___ Extracted entries

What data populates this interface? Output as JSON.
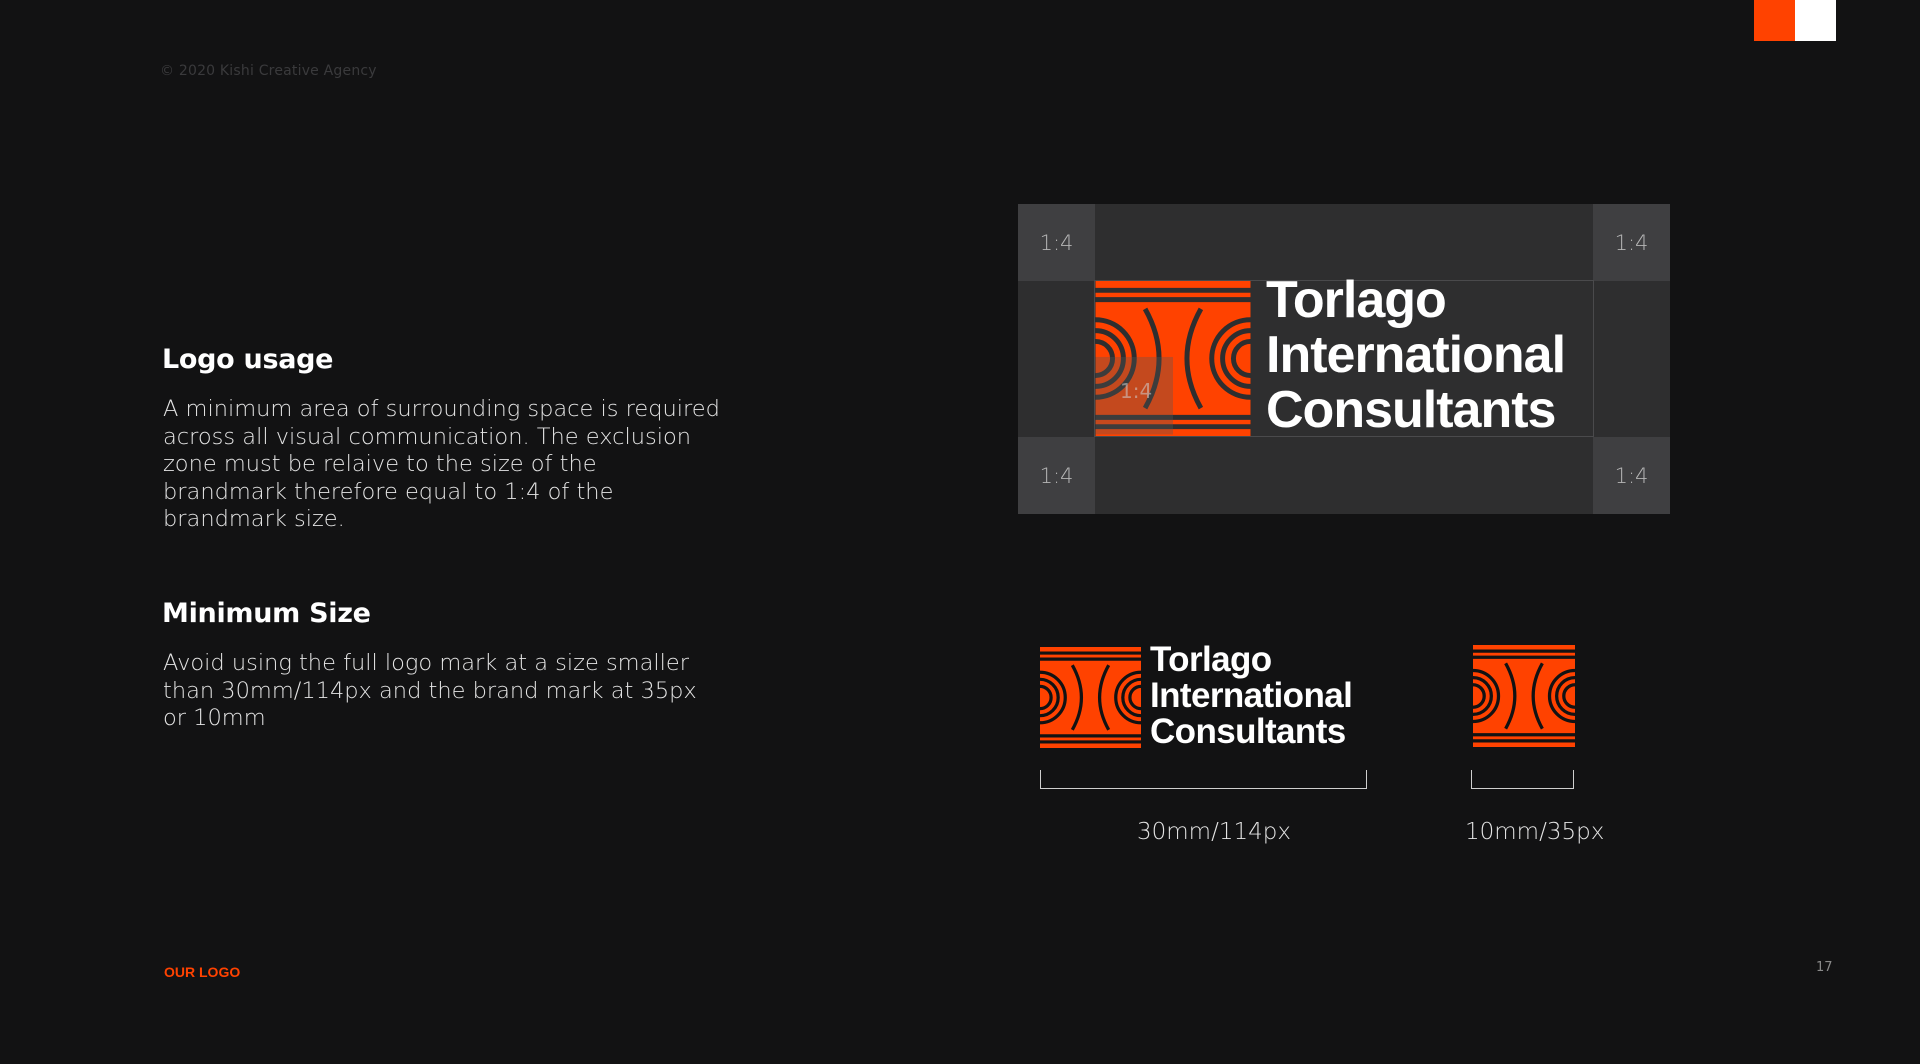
{
  "header": {
    "copyright": "© 2020  Kishi Creative Agency"
  },
  "logo_usage": {
    "title": "Logo usage",
    "body": "A minimum area of surrounding space is required across all visual communication. The exclusion zone must be relaive to the size of the brandmark therefore equal to 1:4 of the brandmark size."
  },
  "minimum_size": {
    "title": "Minimum Size",
    "body": "Avoid using the  full logo mark at a size smaller than 30mm/114px and the brand mark at 35px or 10mm"
  },
  "exclusion_zone": {
    "corner_label": "1:4",
    "mark_label": "1:4"
  },
  "brand": {
    "line1": "Torlago",
    "line2": "International",
    "line3": "Consultants"
  },
  "sizes": {
    "full_logo": "30mm/114px",
    "brand_mark": "10mm/35px"
  },
  "footer": {
    "section": "OUR LOGO",
    "page_number": "17"
  },
  "colors": {
    "accent": "#ff4200",
    "background": "#121213",
    "zone": "#2e2e2f",
    "zone_corner": "#3f3f41"
  }
}
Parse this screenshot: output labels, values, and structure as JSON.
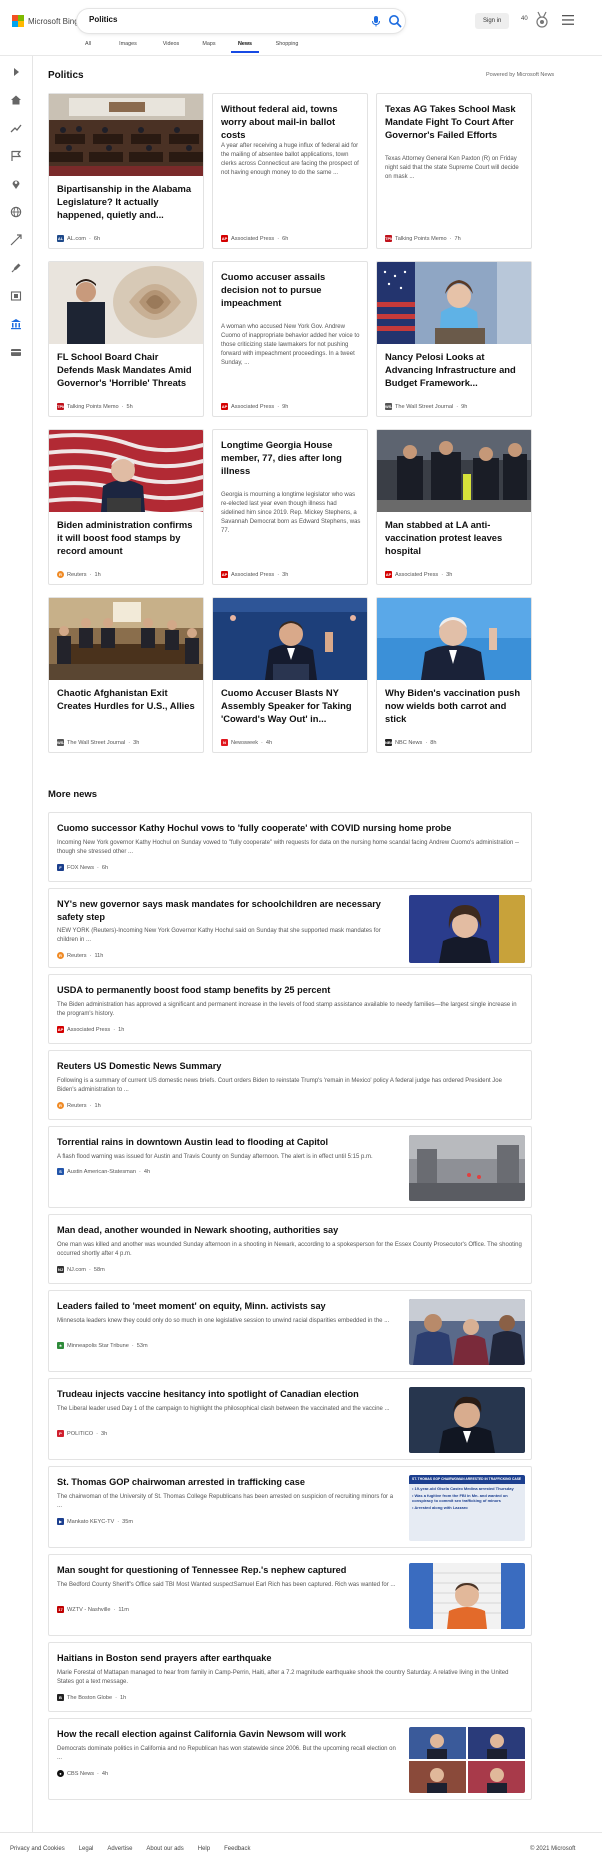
{
  "app": {
    "logo_text": "Microsoft Bing"
  },
  "search": {
    "value": "Politics"
  },
  "header": {
    "signin_label": "Sign in",
    "points": "40"
  },
  "tabs": [
    "All",
    "Images",
    "Videos",
    "Maps",
    "News",
    "Shopping"
  ],
  "active_tab": "News",
  "section": {
    "title": "Politics",
    "powered_by": "Powered by Microsoft News"
  },
  "cards": [
    {
      "title": "Bipartisanship in the Alabama Legislature? It actually happened, quietly and...",
      "source": "AL.com",
      "time": "6h",
      "image": "legislature-chamber-photo",
      "logo_color": "#1f4a8a",
      "logo_text": "AL"
    },
    {
      "title": "Without federal aid, towns worry about mail-in ballot costs",
      "desc": "A year after receiving a huge influx of federal aid for the mailing of absentee ballot applications, town clerks across Connecticut are facing the prospect of not having enough money to do the same ...",
      "source": "Associated Press",
      "time": "6h",
      "logo_color": "#d40000",
      "logo_text": "AP"
    },
    {
      "title": "Texas AG Takes School Mask Mandate Fight To Court After Governor's Failed Efforts",
      "desc": "Texas Attorney General Ken Paxton (R) on Friday night said that the state Supreme Court will decide on mask ...",
      "source": "Talking Points Memo",
      "time": "7h",
      "logo_color": "#c0121b",
      "logo_text": "TPM"
    },
    {
      "title": "FL School Board Chair Defends Mask Mandates Amid Governor's 'Horrible' Threats",
      "source": "Talking Points Memo",
      "time": "5h",
      "image": "governor-shell-photo",
      "logo_color": "#c0121b",
      "logo_text": "TPM"
    },
    {
      "title": "Cuomo accuser assails decision not to pursue impeachment",
      "desc": "A woman who accused New York Gov. Andrew Cuomo of inappropriate behavior added her voice to those criticizing state lawmakers for not pushing forward with impeachment proceedings. In a tweet Sunday, ...",
      "source": "Associated Press",
      "time": "9h",
      "logo_color": "#d40000",
      "logo_text": "AP"
    },
    {
      "title": "Nancy Pelosi Looks at Advancing Infrastructure and Budget Framework...",
      "source": "The Wall Street Journal",
      "time": "9h",
      "image": "pelosi-podium-photo",
      "logo_color": "#555555",
      "logo_text": "WSJ"
    },
    {
      "title": "Biden administration confirms it will boost food stamps by record amount",
      "source": "Reuters",
      "time": "1h",
      "image": "biden-flags-photo",
      "logo_color": "#f08a24",
      "logo_text": "R"
    },
    {
      "title": "Longtime Georgia House member, 77, dies after long illness",
      "desc": "Georgia is mourning a longtime legislator who was re-elected last year even though illness had sidelined him since 2019. Rep. Mickey Stephens, a Savannah Democrat born as Edward Stephens, was 77.",
      "source": "Associated Press",
      "time": "3h",
      "logo_color": "#d40000",
      "logo_text": "AP"
    },
    {
      "title": "Man stabbed at LA anti-vaccination protest leaves hospital",
      "source": "Associated Press",
      "time": "3h",
      "image": "police-protest-photo",
      "logo_color": "#d40000",
      "logo_text": "AP"
    },
    {
      "title": "Chaotic Afghanistan Exit Creates Hurdles for U.S., Allies",
      "source": "The Wall Street Journal",
      "time": "3h",
      "image": "situation-room-photo",
      "logo_color": "#555555",
      "logo_text": "WSJ"
    },
    {
      "title": "Cuomo Accuser Blasts NY Assembly Speaker for Taking 'Coward's Way Out' in...",
      "source": "Newsweek",
      "time": "4h",
      "image": "cuomo-podium-photo",
      "logo_color": "#e0161e",
      "logo_text": "N"
    },
    {
      "title": "Why Biden's vaccination push now wields both carrot and stick",
      "source": "NBC News",
      "time": "8h",
      "image": "biden-speaking-photo",
      "logo_color": "#222222",
      "logo_text": "NBC"
    }
  ],
  "more_news": {
    "title": "More news",
    "items": [
      {
        "title": "Cuomo successor Kathy Hochul vows to 'fully cooperate' with COVID nursing home probe",
        "desc": "Incoming New York governor Kathy Hochul on Sunday vowed to \"fully cooperate\" with requests for data on the nursing home scandal facing Andrew Cuomo's administration -- though she stressed other ...",
        "source": "FOX News",
        "time": "6h",
        "logo_color": "#1a3e8c",
        "logo_text": "F"
      },
      {
        "title": "NY's new governor says mask mandates for schoolchildren are necessary safety step",
        "desc": "NEW YORK (Reuters)-Incoming New York Governor Kathy Hochul said on Sunday that she supported mask mandates for children in ...",
        "source": "Reuters",
        "time": "11h",
        "image": "hochul-photo",
        "logo_color": "#f08a24",
        "logo_text": "R"
      },
      {
        "title": "USDA to permanently boost food stamp benefits by 25 percent",
        "desc": "The Biden administration has approved a significant and permanent increase in the levels of food stamp assistance available to needy families—the largest single increase in the program's history.",
        "source": "Associated Press",
        "time": "1h",
        "logo_color": "#d40000",
        "logo_text": "AP"
      },
      {
        "title": "Reuters US Domestic News Summary",
        "desc": "Following is a summary of current US domestic news briefs. Court orders Biden to reinstate Trump's 'remain in Mexico' policy A federal judge has ordered President Joe Biden's administration to ...",
        "source": "Reuters",
        "time": "1h",
        "logo_color": "#f08a24",
        "logo_text": "R"
      },
      {
        "title": "Torrential rains in downtown Austin lead to flooding at Capitol",
        "desc": "A flash flood warning was issued for Austin and Travis County on Sunday afternoon. The alert is in effect until 5:15 p.m.",
        "source": "Austin American-Statesman",
        "time": "4h",
        "image": "rain-street-photo",
        "logo_color": "#2255aa",
        "logo_text": "S"
      },
      {
        "title": "Man dead, another wounded in Newark shooting, authorities say",
        "desc": "One man was killed and another was wounded Sunday afternoon in a shooting in Newark, according to a spokesperson for the Essex County Prosecutor's Office. The shooting occurred shortly after 4 p.m.",
        "source": "NJ.com",
        "time": "58m",
        "logo_color": "#333333",
        "logo_text": "NJ"
      },
      {
        "title": "Leaders failed to 'meet moment' on equity, Minn. activists say",
        "desc": "Minnesota leaders knew they could only do so much in one legislative session to unwind racial disparities embedded in the ...",
        "source": "Minneapolis Star Tribune",
        "time": "53m",
        "image": "activists-photo",
        "logo_color": "#2e8b3a",
        "logo_text": "★"
      },
      {
        "title": "Trudeau injects vaccine hesitancy into spotlight of Canadian election",
        "desc": "The Liberal leader used Day 1 of the campaign to highlight the philosophical clash between the vaccinated and the vaccine ...",
        "source": "POLITICO",
        "time": "3h",
        "image": "trudeau-photo",
        "logo_color": "#d01f2e",
        "logo_text": "P"
      },
      {
        "title": "St. Thomas GOP chairwoman arrested in trafficking case",
        "desc": "The chairwoman of the University of St. Thomas College Republicans has been arrested on suspicion of recruiting minors for a ...",
        "source": "Mankato KEYC-TV",
        "time": "35m",
        "image": "news-graphic",
        "logo_color": "#1c3f8f",
        "logo_text": "▶",
        "graphic": {
          "heading": "ST. THOMAS GOP CHAIRWOMAN ARRESTED IN TRAFFICKING CASE",
          "bullets": [
            "19-year-old Gisela Castro Medina arrested Thursday",
            "Was a fugitive from the FBI in Mn. and wanted on conspiracy to commit sex trafficking of minors",
            "Arrested along with Lazzaro"
          ]
        }
      },
      {
        "title": "Man sought for questioning of Tennessee Rep.'s nephew captured",
        "desc": "The Bedford County Sheriff's Office said TBI Most Wanted suspectSamuel Earl Rich has been captured. Rich was wanted for ...",
        "source": "WZTV - Nashville",
        "time": "11m",
        "image": "mugshot-photo",
        "logo_color": "#c00000",
        "logo_text": "17"
      },
      {
        "title": "Haitians in Boston send prayers after earthquake",
        "desc": "Marie Forestal of Mattapan managed to hear from family in Camp-Perrin, Haiti, after a 7.2 magnitude earthquake shook the country Saturday. A relative living in the United States got a text message.",
        "source": "The Boston Globe",
        "time": "1h",
        "logo_color": "#222222",
        "logo_text": "B"
      },
      {
        "title": "How the recall election against California Gavin Newsom will work",
        "desc": "Democrats dominate politics in California and no Republican has won statewide since 2006. But the upcoming recall election on ...",
        "source": "CBS News",
        "time": "4h",
        "image": "collage-photo",
        "logo_color": "#111111",
        "logo_text": "●"
      }
    ]
  },
  "footer": {
    "links": [
      "Privacy and Cookies",
      "Legal",
      "Advertise",
      "About our ads",
      "Help",
      "Feedback"
    ],
    "copyright": "© 2021 Microsoft"
  },
  "colors": {
    "accent": "#174ae4",
    "bing_blue": "#1d6ce0"
  }
}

______

What to work on » Identify each line in the entries with the word "nursing" and copy it.

Right answer »
        "title": "Cuomo successor Kathy Hochul vows to 'fully cooperate' with COVID nursing home probe",
        "desc": "Incoming New York governor Kathy Hochul on Sunday vowed to \"fully cooperate\" with requests for data on the nursing home scandal facing Andrew Cuomo's administration -- though she stressed other ...",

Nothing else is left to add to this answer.